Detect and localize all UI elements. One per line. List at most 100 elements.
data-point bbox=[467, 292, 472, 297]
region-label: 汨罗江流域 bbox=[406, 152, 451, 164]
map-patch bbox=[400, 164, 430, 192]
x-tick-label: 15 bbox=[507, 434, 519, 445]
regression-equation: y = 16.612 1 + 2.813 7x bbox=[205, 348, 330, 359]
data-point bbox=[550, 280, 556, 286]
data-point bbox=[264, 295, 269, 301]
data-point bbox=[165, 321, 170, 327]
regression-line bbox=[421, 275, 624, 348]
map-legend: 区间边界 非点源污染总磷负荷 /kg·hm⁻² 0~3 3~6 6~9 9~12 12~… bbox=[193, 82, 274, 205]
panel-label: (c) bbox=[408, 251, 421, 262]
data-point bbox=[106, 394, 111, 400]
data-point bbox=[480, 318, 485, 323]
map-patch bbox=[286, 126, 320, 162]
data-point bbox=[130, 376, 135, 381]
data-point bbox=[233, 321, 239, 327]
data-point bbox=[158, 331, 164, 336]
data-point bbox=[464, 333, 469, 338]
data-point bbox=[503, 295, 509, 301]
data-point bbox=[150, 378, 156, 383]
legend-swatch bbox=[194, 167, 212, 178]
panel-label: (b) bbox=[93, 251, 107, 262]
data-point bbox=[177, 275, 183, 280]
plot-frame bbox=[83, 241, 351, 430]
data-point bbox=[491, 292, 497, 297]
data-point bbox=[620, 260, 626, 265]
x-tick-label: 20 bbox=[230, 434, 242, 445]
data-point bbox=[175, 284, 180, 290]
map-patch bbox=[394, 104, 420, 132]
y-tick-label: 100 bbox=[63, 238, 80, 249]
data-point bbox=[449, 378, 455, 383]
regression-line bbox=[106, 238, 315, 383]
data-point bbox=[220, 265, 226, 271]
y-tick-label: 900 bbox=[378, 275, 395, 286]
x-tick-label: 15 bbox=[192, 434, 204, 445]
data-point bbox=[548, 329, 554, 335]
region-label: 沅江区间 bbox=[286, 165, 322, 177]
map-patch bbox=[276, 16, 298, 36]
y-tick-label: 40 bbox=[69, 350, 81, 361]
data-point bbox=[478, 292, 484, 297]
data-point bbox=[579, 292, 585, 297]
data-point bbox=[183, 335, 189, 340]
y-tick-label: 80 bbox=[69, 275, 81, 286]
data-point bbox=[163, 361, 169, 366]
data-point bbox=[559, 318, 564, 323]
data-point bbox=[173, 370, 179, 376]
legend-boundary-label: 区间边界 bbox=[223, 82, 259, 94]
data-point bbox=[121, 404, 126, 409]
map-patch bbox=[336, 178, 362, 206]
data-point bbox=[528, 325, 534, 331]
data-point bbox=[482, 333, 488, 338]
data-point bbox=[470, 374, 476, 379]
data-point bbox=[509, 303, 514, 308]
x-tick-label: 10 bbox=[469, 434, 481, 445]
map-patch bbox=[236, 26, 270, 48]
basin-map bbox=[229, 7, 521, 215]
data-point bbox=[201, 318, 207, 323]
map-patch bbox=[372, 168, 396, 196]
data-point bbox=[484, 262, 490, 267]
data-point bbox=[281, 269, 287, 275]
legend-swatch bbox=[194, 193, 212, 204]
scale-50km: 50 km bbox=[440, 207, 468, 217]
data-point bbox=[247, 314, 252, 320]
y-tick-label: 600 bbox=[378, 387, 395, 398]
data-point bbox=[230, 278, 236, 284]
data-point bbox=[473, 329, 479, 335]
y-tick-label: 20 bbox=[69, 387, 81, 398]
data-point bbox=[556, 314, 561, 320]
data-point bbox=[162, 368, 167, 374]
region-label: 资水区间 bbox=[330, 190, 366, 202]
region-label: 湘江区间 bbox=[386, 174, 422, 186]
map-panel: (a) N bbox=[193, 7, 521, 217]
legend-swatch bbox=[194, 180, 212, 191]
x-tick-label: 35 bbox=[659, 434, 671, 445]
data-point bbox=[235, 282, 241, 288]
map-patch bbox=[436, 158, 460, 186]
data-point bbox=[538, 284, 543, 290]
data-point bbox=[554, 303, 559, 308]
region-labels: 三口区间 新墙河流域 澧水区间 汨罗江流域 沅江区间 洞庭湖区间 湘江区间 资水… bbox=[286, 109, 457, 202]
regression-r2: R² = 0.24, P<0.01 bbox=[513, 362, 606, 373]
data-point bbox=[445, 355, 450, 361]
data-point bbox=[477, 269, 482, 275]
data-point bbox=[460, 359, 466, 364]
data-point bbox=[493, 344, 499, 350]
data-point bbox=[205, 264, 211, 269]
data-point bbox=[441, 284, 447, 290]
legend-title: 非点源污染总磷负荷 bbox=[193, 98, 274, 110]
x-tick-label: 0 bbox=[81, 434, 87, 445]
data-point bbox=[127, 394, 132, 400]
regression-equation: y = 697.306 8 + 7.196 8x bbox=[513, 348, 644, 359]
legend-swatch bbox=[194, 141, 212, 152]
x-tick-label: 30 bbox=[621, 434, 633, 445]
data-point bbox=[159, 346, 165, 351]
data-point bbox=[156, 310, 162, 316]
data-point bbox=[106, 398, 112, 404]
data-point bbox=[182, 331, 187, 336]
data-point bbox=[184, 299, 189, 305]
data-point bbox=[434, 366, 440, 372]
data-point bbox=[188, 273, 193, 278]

------

* _EXERCISE_
Set down every line of the items above again, word for word and character for character, without altering anything.

* _RESPONSE_
Detect and localize all UI elements. One per line. List at most 100 elements.
data-point bbox=[467, 292, 472, 297]
region-label: 汨罗江流域 bbox=[406, 152, 451, 164]
map-patch bbox=[400, 164, 430, 192]
x-tick-label: 15 bbox=[507, 434, 519, 445]
regression-equation: y = 16.612 1 + 2.813 7x bbox=[205, 348, 330, 359]
data-point bbox=[550, 280, 556, 286]
data-point bbox=[264, 295, 269, 301]
data-point bbox=[165, 321, 170, 327]
regression-line bbox=[421, 275, 624, 348]
map-legend: 区间边界 非点源污染总磷负荷 /kg·hm⁻² 0~3 3~6 6~9 9~12 12~… bbox=[193, 82, 274, 205]
panel-label: (c) bbox=[408, 251, 421, 262]
data-point bbox=[106, 394, 111, 400]
data-point bbox=[480, 318, 485, 323]
map-patch bbox=[286, 126, 320, 162]
data-point bbox=[130, 376, 135, 381]
data-point bbox=[233, 321, 239, 327]
data-point bbox=[158, 331, 164, 336]
data-point bbox=[464, 333, 469, 338]
data-point bbox=[503, 295, 509, 301]
data-point bbox=[150, 378, 156, 383]
legend-swatch bbox=[194, 167, 212, 178]
panel-label: (b) bbox=[93, 251, 107, 262]
data-point bbox=[177, 275, 183, 280]
plot-frame bbox=[83, 241, 351, 430]
data-point bbox=[491, 292, 497, 297]
data-point bbox=[620, 260, 626, 265]
x-tick-label: 20 bbox=[230, 434, 242, 445]
data-point bbox=[175, 284, 180, 290]
map-patch bbox=[394, 104, 420, 132]
y-tick-label: 100 bbox=[63, 238, 80, 249]
data-point bbox=[449, 378, 455, 383]
regression-line bbox=[106, 238, 315, 383]
data-point bbox=[220, 265, 226, 271]
y-tick-label: 900 bbox=[378, 275, 395, 286]
x-tick-label: 15 bbox=[192, 434, 204, 445]
data-point bbox=[548, 329, 554, 335]
region-label: 沅江区间 bbox=[286, 165, 322, 177]
map-patch bbox=[276, 16, 298, 36]
y-tick-label: 40 bbox=[69, 350, 81, 361]
data-point bbox=[478, 292, 484, 297]
data-point bbox=[579, 292, 585, 297]
data-point bbox=[183, 335, 189, 340]
y-tick-label: 80 bbox=[69, 275, 81, 286]
data-point bbox=[163, 361, 169, 366]
data-point bbox=[559, 318, 564, 323]
data-point bbox=[173, 370, 179, 376]
legend-boundary-label: 区间边界 bbox=[223, 82, 259, 94]
data-point bbox=[121, 404, 126, 409]
map-patch bbox=[336, 178, 362, 206]
data-point bbox=[528, 325, 534, 331]
data-point bbox=[482, 333, 488, 338]
data-point bbox=[470, 374, 476, 379]
data-point bbox=[509, 303, 514, 308]
x-tick-label: 10 bbox=[469, 434, 481, 445]
map-patch bbox=[236, 26, 270, 48]
basin-map bbox=[229, 7, 521, 215]
data-point bbox=[201, 318, 207, 323]
map-patch bbox=[372, 168, 396, 196]
data-point bbox=[484, 262, 490, 267]
data-point bbox=[281, 269, 287, 275]
legend-swatch bbox=[194, 193, 212, 204]
scale-50km: 50 km bbox=[440, 207, 468, 217]
data-point bbox=[247, 314, 252, 320]
y-tick-label: 600 bbox=[378, 387, 395, 398]
data-point bbox=[230, 278, 236, 284]
data-point bbox=[473, 329, 479, 335]
y-tick-label: 20 bbox=[69, 387, 81, 398]
data-point bbox=[556, 314, 561, 320]
data-point bbox=[162, 368, 167, 374]
region-label: 资水区间 bbox=[330, 190, 366, 202]
region-label: 湘江区间 bbox=[386, 174, 422, 186]
map-panel: (a) N bbox=[193, 7, 521, 217]
legend-swatch bbox=[194, 180, 212, 191]
x-tick-label: 35 bbox=[659, 434, 671, 445]
data-point bbox=[235, 282, 241, 288]
map-patch bbox=[436, 158, 460, 186]
data-point bbox=[538, 284, 543, 290]
data-point bbox=[554, 303, 559, 308]
region-labels: 三口区间 新墙河流域 澧水区间 汨罗江流域 沅江区间 洞庭湖区间 湘江区间 资水… bbox=[286, 109, 457, 202]
regression-r2: R² = 0.24, P<0.01 bbox=[513, 362, 606, 373]
data-point bbox=[445, 355, 450, 361]
data-point bbox=[477, 269, 482, 275]
data-point bbox=[460, 359, 466, 364]
data-point bbox=[493, 344, 499, 350]
data-point bbox=[205, 264, 211, 269]
data-point bbox=[441, 284, 447, 290]
legend-title: 非点源污染总磷负荷 bbox=[193, 98, 274, 110]
x-tick-label: 0 bbox=[81, 434, 87, 445]
data-point bbox=[127, 394, 132, 400]
regression-equation: y = 697.306 8 + 7.196 8x bbox=[513, 348, 644, 359]
legend-swatch bbox=[194, 141, 212, 152]
x-tick-label: 30 bbox=[621, 434, 633, 445]
data-point bbox=[159, 346, 165, 351]
data-point bbox=[156, 310, 162, 316]
data-point bbox=[106, 398, 112, 404]
data-point bbox=[182, 331, 187, 336]
data-point bbox=[184, 299, 189, 305]
data-point bbox=[434, 366, 440, 372]
data-point bbox=[188, 273, 193, 278]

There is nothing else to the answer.